(Collected data entries)
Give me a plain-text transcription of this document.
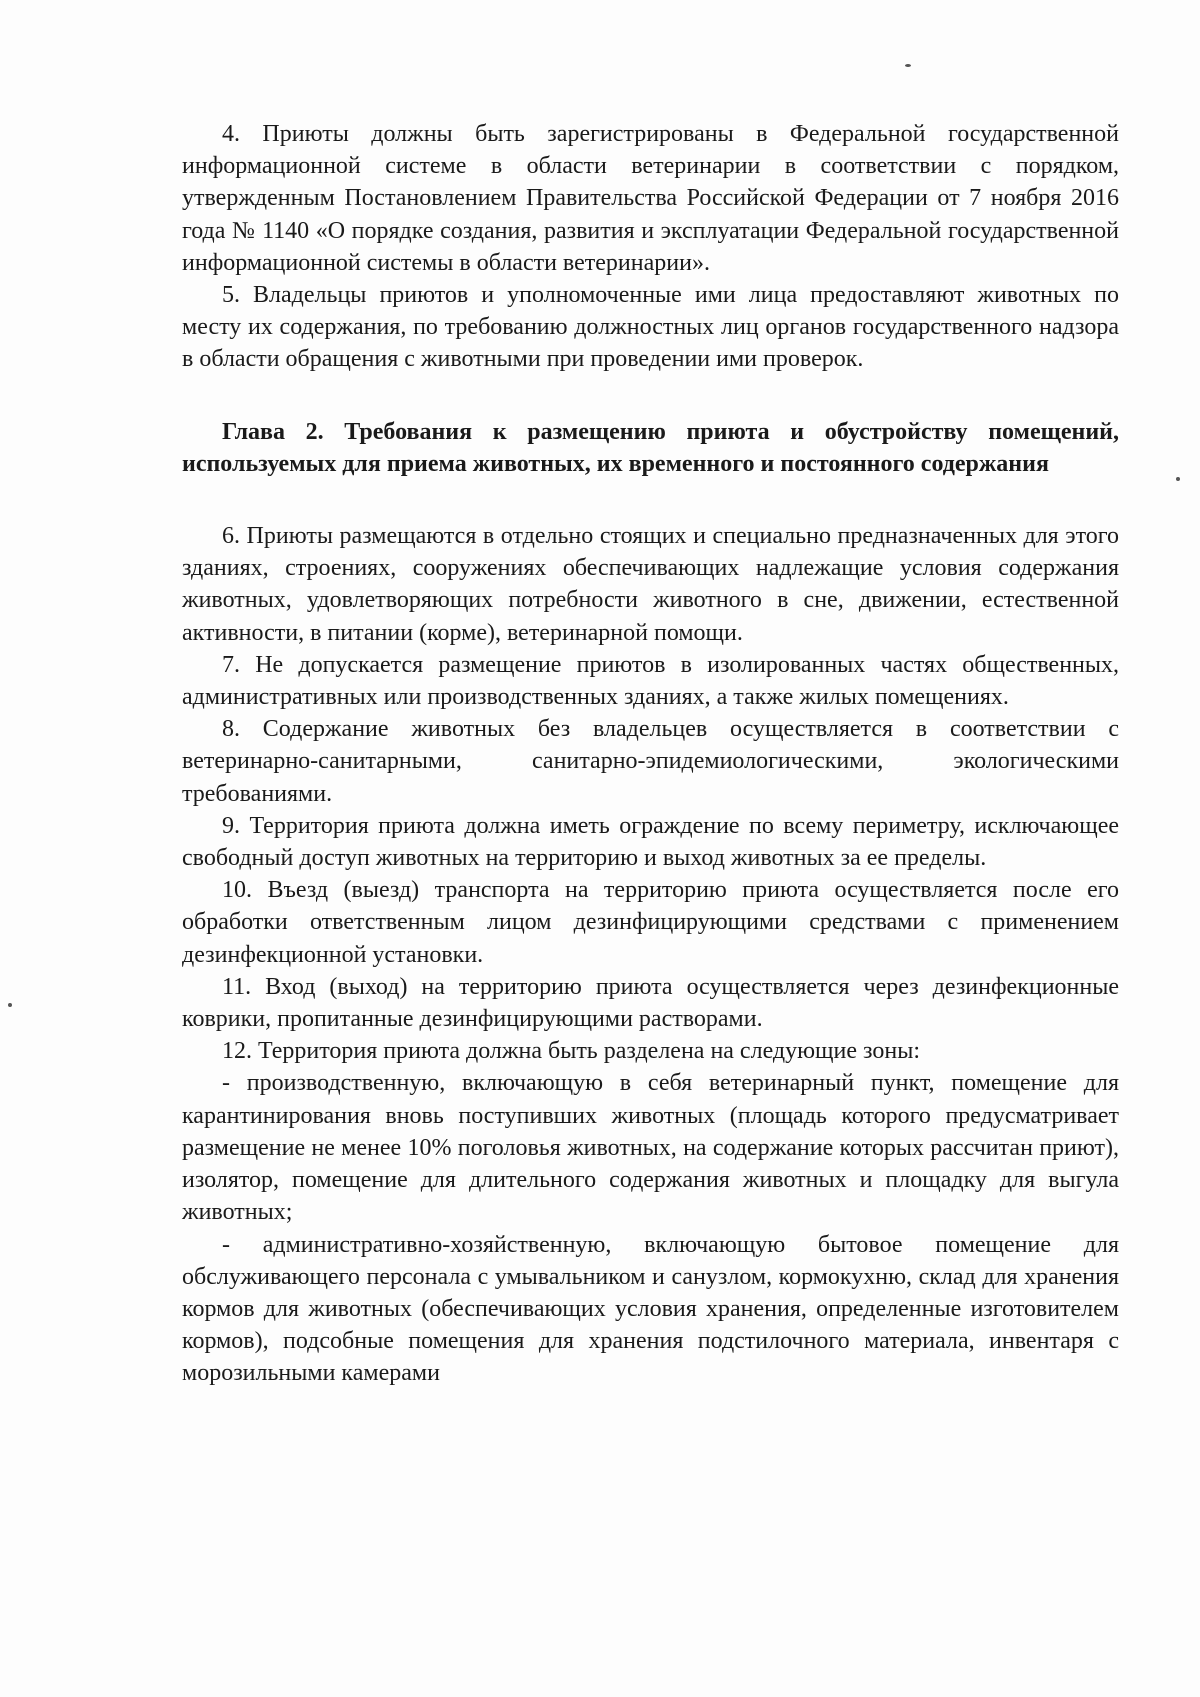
4. Приюты должны быть зарегистрированы в Федеральной государственной информационной системе в области ветеринарии в соответствии с порядком, утвержденным Постановлением Правительства Российской Федерации от 7 ноября 2016 года № 1140 «О порядке создания, развития и эксплуатации Федеральной государственной информационной системы в области ветеринарии».

5. Владельцы приютов и уполномоченные ими лица предоставляют животных по месту их содержания, по требованию должностных лиц органов государственного надзора в области обращения с животными при проведении ими проверок.

Глава 2. Требования к размещению приюта и обустройству помещений, используемых для приема животных, их временного и постоянного содержания

6. Приюты размещаются в отдельно стоящих и специально предназначенных для этого зданиях, строениях, сооружениях обеспечивающих надлежащие условия содержания животных, удовлетворяющих потребности животного в сне, движении, естественной активности, в питании (корме), ветеринарной помощи.

7. Не допускается размещение приютов в изолированных частях общественных, административных или производственных зданиях, а также жилых помещениях.

8. Содержание животных без владельцев осуществляется в соответствии с ветеринарно-санитарными, санитарно-эпидемиологическими, экологическими требованиями.

9. Территория приюта должна иметь ограждение по всему периметру, исключающее свободный доступ животных на территорию и выход животных за ее пределы.

10. Въезд (выезд) транспорта на территорию приюта осуществляется после его обработки ответственным лицом дезинфицирующими средствами с применением дезинфекционной установки.

11. Вход (выход) на территорию приюта осуществляется через дезинфекционные коврики, пропитанные дезинфицирующими растворами.

12. Территория приюта должна быть разделена на следующие зоны:

- производственную, включающую в себя ветеринарный пункт, помещение для карантинирования вновь поступивших животных (площадь которого предусматривает размещение не менее 10% поголовья животных, на содержание которых рассчитан приют), изолятор, помещение для длительного содержания животных и площадку для выгула животных;

- административно-хозяйственную, включающую бытовое помещение для обслуживающего персонала с умывальником и санузлом, кормокухню, склад для хранения кормов для животных (обеспечивающих условия хранения, определенные изготовителем кормов), подсобные помещения для хранения подстилочного материала, инвентаря с морозильными камерами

■ **Job**: Without the pictures, extract every entry verbatim.

■ **Response for this exercise**:
Give me a plain-text transcription of this document.
4. Приюты должны быть зарегистрированы в Федеральной государственной информационной системе в области ветеринарии в соответствии с порядком, утвержденным Постановлением Правительства Российской Федерации от 7 ноября 2016 года № 1140 «О порядке создания, развития и эксплуатации Федеральной государственной информационной системы в области ветеринарии».

5. Владельцы приютов и уполномоченные ими лица предоставляют животных по месту их содержания, по требованию должностных лиц органов государственного надзора в области обращения с животными при проведении ими проверок.

Глава 2. Требования к размещению приюта и обустройству помещений, используемых для приема животных, их временного и постоянного содержания

6. Приюты размещаются в отдельно стоящих и специально предназначенных для этого зданиях, строениях, сооружениях обеспечивающих надлежащие условия содержания животных, удовлетворяющих потребности животного в сне, движении, естественной активности, в питании (корме), ветеринарной помощи.

7. Не допускается размещение приютов в изолированных частях общественных, административных или производственных зданиях, а также жилых помещениях.

8. Содержание животных без владельцев осуществляется в соответствии с ветеринарно-санитарными, санитарно-эпидемиологическими, экологическими требованиями.

9. Территория приюта должна иметь ограждение по всему периметру, исключающее свободный доступ животных на территорию и выход животных за ее пределы.

10. Въезд (выезд) транспорта на территорию приюта осуществляется после его обработки ответственным лицом дезинфицирующими средствами с применением дезинфекционной установки.

11. Вход (выход) на территорию приюта осуществляется через дезинфекционные коврики, пропитанные дезинфицирующими растворами.

12. Территория приюта должна быть разделена на следующие зоны:

- производственную, включающую в себя ветеринарный пункт, помещение для карантинирования вновь поступивших животных (площадь которого предусматривает размещение не менее 10% поголовья животных, на содержание которых рассчитан приют), изолятор, помещение для длительного содержания животных и площадку для выгула животных;

- административно-хозяйственную, включающую бытовое помещение для обслуживающего персонала с умывальником и санузлом, кормокухню, склад для хранения кормов для животных (обеспечивающих условия хранения, определенные изготовителем кормов), подсобные помещения для хранения подстилочного материала, инвентаря с морозильными камерами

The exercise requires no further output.